─── ENTRIES SUPPLIED
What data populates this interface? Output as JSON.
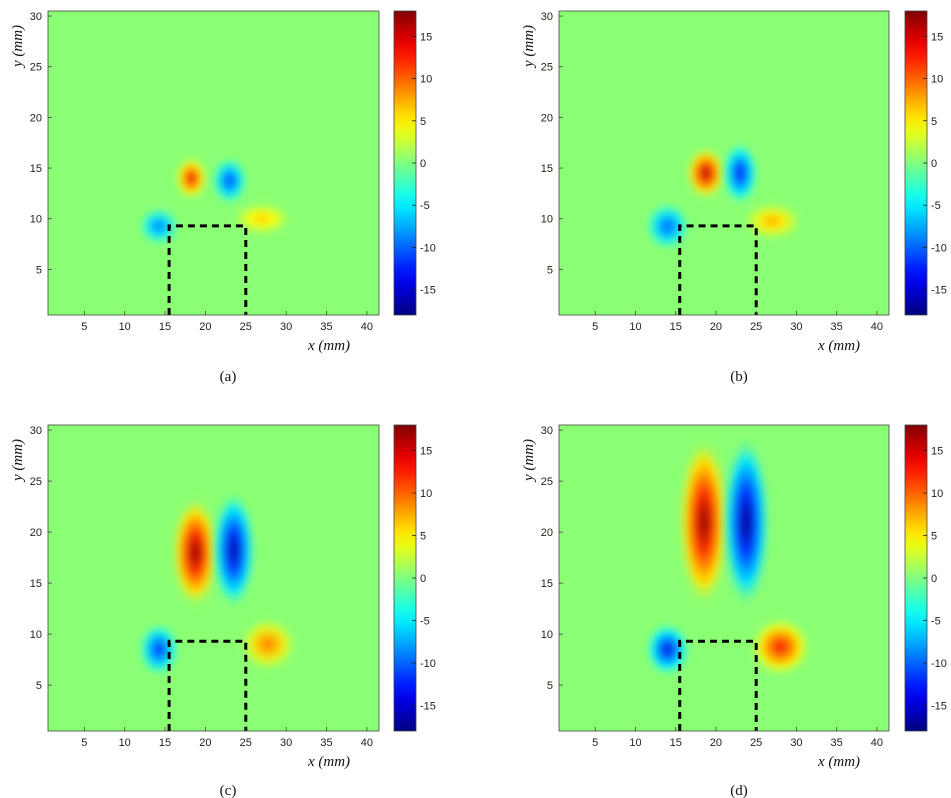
{
  "chart_data": [
    {
      "type": "heatmap",
      "caption": "(a)",
      "xlabel": "x (mm)",
      "ylabel": "y (mm)",
      "xlim": [
        0.5,
        41.5
      ],
      "ylim": [
        0.5,
        30.5
      ],
      "xticks": [
        5,
        10,
        15,
        20,
        25,
        30,
        35,
        40
      ],
      "yticks": [
        5,
        10,
        15,
        20,
        25,
        30
      ],
      "colorbar": {
        "range": [
          -18,
          18
        ],
        "ticks": [
          15,
          10,
          5,
          0,
          -5,
          -10,
          -15
        ],
        "colormap": "jet"
      },
      "obstacle": {
        "x": [
          15.5,
          25
        ],
        "y": [
          0.5,
          9.3
        ],
        "style": "dashed"
      },
      "features": [
        {
          "sign": "positive",
          "x": [
            17,
            19.5
          ],
          "y": [
            12.5,
            15.5
          ],
          "peak": 15
        },
        {
          "sign": "negative",
          "x": [
            21.5,
            24.5
          ],
          "y": [
            12,
            15.5
          ],
          "peak": -12
        },
        {
          "sign": "negative",
          "x": [
            12.5,
            16
          ],
          "y": [
            8,
            10.5
          ],
          "peak": -10
        },
        {
          "sign": "positive",
          "x": [
            24,
            30
          ],
          "y": [
            9,
            11
          ],
          "peak": 7
        }
      ]
    },
    {
      "type": "heatmap",
      "caption": "(b)",
      "xlabel": "x (mm)",
      "ylabel": "y (mm)",
      "xlim": [
        0.5,
        41.5
      ],
      "ylim": [
        0.5,
        30.5
      ],
      "xticks": [
        5,
        10,
        15,
        20,
        25,
        30,
        35,
        40
      ],
      "yticks": [
        5,
        10,
        15,
        20,
        25,
        30
      ],
      "colorbar": {
        "range": [
          -18,
          18
        ],
        "ticks": [
          15,
          10,
          5,
          0,
          -5,
          -10,
          -15
        ],
        "colormap": "jet"
      },
      "obstacle": {
        "x": [
          15.5,
          25
        ],
        "y": [
          0.5,
          9.3
        ],
        "style": "dashed"
      },
      "features": [
        {
          "sign": "positive",
          "x": [
            17,
            20.5
          ],
          "y": [
            12.5,
            16.5
          ],
          "peak": 17
        },
        {
          "sign": "negative",
          "x": [
            21.5,
            24.5
          ],
          "y": [
            12,
            17
          ],
          "peak": -14
        },
        {
          "sign": "negative",
          "x": [
            12,
            16
          ],
          "y": [
            7.5,
            11
          ],
          "peak": -11
        },
        {
          "sign": "positive",
          "x": [
            24,
            30
          ],
          "y": [
            8.5,
            11
          ],
          "peak": 8
        }
      ]
    },
    {
      "type": "heatmap",
      "caption": "(c)",
      "xlabel": "x (mm)",
      "ylabel": "y (mm)",
      "xlim": [
        0.5,
        41.5
      ],
      "ylim": [
        0.5,
        30.5
      ],
      "xticks": [
        5,
        10,
        15,
        20,
        25,
        30,
        35,
        40
      ],
      "yticks": [
        5,
        10,
        15,
        20,
        25,
        30
      ],
      "colorbar": {
        "range": [
          -18,
          18
        ],
        "ticks": [
          15,
          10,
          5,
          0,
          -5,
          -10,
          -15
        ],
        "colormap": "jet"
      },
      "obstacle": {
        "x": [
          15.5,
          25
        ],
        "y": [
          0.5,
          9.3
        ],
        "style": "dashed"
      },
      "features": [
        {
          "sign": "positive",
          "x": [
            16.5,
            21
          ],
          "y": [
            13,
            23
          ],
          "peak": 18
        },
        {
          "sign": "negative",
          "x": [
            21.5,
            25.5
          ],
          "y": [
            13,
            23.5
          ],
          "peak": -17
        },
        {
          "sign": "negative",
          "x": [
            12.5,
            16
          ],
          "y": [
            6.5,
            10.5
          ],
          "peak": -13
        },
        {
          "sign": "positive",
          "x": [
            25,
            30.5
          ],
          "y": [
            7,
            11
          ],
          "peak": 10
        }
      ]
    },
    {
      "type": "heatmap",
      "caption": "(d)",
      "xlabel": "x (mm)",
      "ylabel": "y (mm)",
      "xlim": [
        0.5,
        41.5
      ],
      "ylim": [
        0.5,
        30.5
      ],
      "xticks": [
        5,
        10,
        15,
        20,
        25,
        30,
        35,
        40
      ],
      "yticks": [
        5,
        10,
        15,
        20,
        25,
        30
      ],
      "colorbar": {
        "range": [
          -18,
          18
        ],
        "ticks": [
          15,
          10,
          5,
          0,
          -5,
          -10,
          -15
        ],
        "colormap": "jet"
      },
      "obstacle": {
        "x": [
          15.5,
          25
        ],
        "y": [
          0.5,
          9.3
        ],
        "style": "dashed"
      },
      "features": [
        {
          "sign": "positive",
          "x": [
            16,
            21
          ],
          "y": [
            13,
            29
          ],
          "peak": 18
        },
        {
          "sign": "negative",
          "x": [
            21.5,
            26
          ],
          "y": [
            13,
            29
          ],
          "peak": -18
        },
        {
          "sign": "negative",
          "x": [
            12,
            16
          ],
          "y": [
            6.5,
            10.5
          ],
          "peak": -15
        },
        {
          "sign": "positive",
          "x": [
            25,
            31
          ],
          "y": [
            6.5,
            11
          ],
          "peak": 14
        }
      ]
    }
  ]
}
──────
◆ STATED EXERCISE ◆
Keep every word of the data as it is when you write it out, but drop the pictures.

◆ EXERCISE RESULT ◆
What data populates this interface? Output as JSON.
{
  "chart_data": [
    {
      "type": "heatmap",
      "caption": "(a)",
      "xlabel": "x (mm)",
      "ylabel": "y (mm)",
      "xlim": [
        0.5,
        41.5
      ],
      "ylim": [
        0.5,
        30.5
      ],
      "xticks": [
        5,
        10,
        15,
        20,
        25,
        30,
        35,
        40
      ],
      "yticks": [
        5,
        10,
        15,
        20,
        25,
        30
      ],
      "colorbar": {
        "range": [
          -18,
          18
        ],
        "ticks": [
          15,
          10,
          5,
          0,
          -5,
          -10,
          -15
        ],
        "colormap": "jet"
      },
      "obstacle": {
        "x": [
          15.5,
          25
        ],
        "y": [
          0.5,
          9.3
        ],
        "style": "dashed"
      },
      "features": [
        {
          "sign": "positive",
          "x": [
            17,
            19.5
          ],
          "y": [
            12.5,
            15.5
          ],
          "peak": 15
        },
        {
          "sign": "negative",
          "x": [
            21.5,
            24.5
          ],
          "y": [
            12,
            15.5
          ],
          "peak": -12
        },
        {
          "sign": "negative",
          "x": [
            12.5,
            16
          ],
          "y": [
            8,
            10.5
          ],
          "peak": -10
        },
        {
          "sign": "positive",
          "x": [
            24,
            30
          ],
          "y": [
            9,
            11
          ],
          "peak": 7
        }
      ]
    },
    {
      "type": "heatmap",
      "caption": "(b)",
      "xlabel": "x (mm)",
      "ylabel": "y (mm)",
      "xlim": [
        0.5,
        41.5
      ],
      "ylim": [
        0.5,
        30.5
      ],
      "xticks": [
        5,
        10,
        15,
        20,
        25,
        30,
        35,
        40
      ],
      "yticks": [
        5,
        10,
        15,
        20,
        25,
        30
      ],
      "colorbar": {
        "range": [
          -18,
          18
        ],
        "ticks": [
          15,
          10,
          5,
          0,
          -5,
          -10,
          -15
        ],
        "colormap": "jet"
      },
      "obstacle": {
        "x": [
          15.5,
          25
        ],
        "y": [
          0.5,
          9.3
        ],
        "style": "dashed"
      },
      "features": [
        {
          "sign": "positive",
          "x": [
            17,
            20.5
          ],
          "y": [
            12.5,
            16.5
          ],
          "peak": 17
        },
        {
          "sign": "negative",
          "x": [
            21.5,
            24.5
          ],
          "y": [
            12,
            17
          ],
          "peak": -14
        },
        {
          "sign": "negative",
          "x": [
            12,
            16
          ],
          "y": [
            7.5,
            11
          ],
          "peak": -11
        },
        {
          "sign": "positive",
          "x": [
            24,
            30
          ],
          "y": [
            8.5,
            11
          ],
          "peak": 8
        }
      ]
    },
    {
      "type": "heatmap",
      "caption": "(c)",
      "xlabel": "x (mm)",
      "ylabel": "y (mm)",
      "xlim": [
        0.5,
        41.5
      ],
      "ylim": [
        0.5,
        30.5
      ],
      "xticks": [
        5,
        10,
        15,
        20,
        25,
        30,
        35,
        40
      ],
      "yticks": [
        5,
        10,
        15,
        20,
        25,
        30
      ],
      "colorbar": {
        "range": [
          -18,
          18
        ],
        "ticks": [
          15,
          10,
          5,
          0,
          -5,
          -10,
          -15
        ],
        "colormap": "jet"
      },
      "obstacle": {
        "x": [
          15.5,
          25
        ],
        "y": [
          0.5,
          9.3
        ],
        "style": "dashed"
      },
      "features": [
        {
          "sign": "positive",
          "x": [
            16.5,
            21
          ],
          "y": [
            13,
            23
          ],
          "peak": 18
        },
        {
          "sign": "negative",
          "x": [
            21.5,
            25.5
          ],
          "y": [
            13,
            23.5
          ],
          "peak": -17
        },
        {
          "sign": "negative",
          "x": [
            12.5,
            16
          ],
          "y": [
            6.5,
            10.5
          ],
          "peak": -13
        },
        {
          "sign": "positive",
          "x": [
            25,
            30.5
          ],
          "y": [
            7,
            11
          ],
          "peak": 10
        }
      ]
    },
    {
      "type": "heatmap",
      "caption": "(d)",
      "xlabel": "x (mm)",
      "ylabel": "y (mm)",
      "xlim": [
        0.5,
        41.5
      ],
      "ylim": [
        0.5,
        30.5
      ],
      "xticks": [
        5,
        10,
        15,
        20,
        25,
        30,
        35,
        40
      ],
      "yticks": [
        5,
        10,
        15,
        20,
        25,
        30
      ],
      "colorbar": {
        "range": [
          -18,
          18
        ],
        "ticks": [
          15,
          10,
          5,
          0,
          -5,
          -10,
          -15
        ],
        "colormap": "jet"
      },
      "obstacle": {
        "x": [
          15.5,
          25
        ],
        "y": [
          0.5,
          9.3
        ],
        "style": "dashed"
      },
      "features": [
        {
          "sign": "positive",
          "x": [
            16,
            21
          ],
          "y": [
            13,
            29
          ],
          "peak": 18
        },
        {
          "sign": "negative",
          "x": [
            21.5,
            26
          ],
          "y": [
            13,
            29
          ],
          "peak": -18
        },
        {
          "sign": "negative",
          "x": [
            12,
            16
          ],
          "y": [
            6.5,
            10.5
          ],
          "peak": -15
        },
        {
          "sign": "positive",
          "x": [
            25,
            31
          ],
          "y": [
            6.5,
            11
          ],
          "peak": 14
        }
      ]
    }
  ]
}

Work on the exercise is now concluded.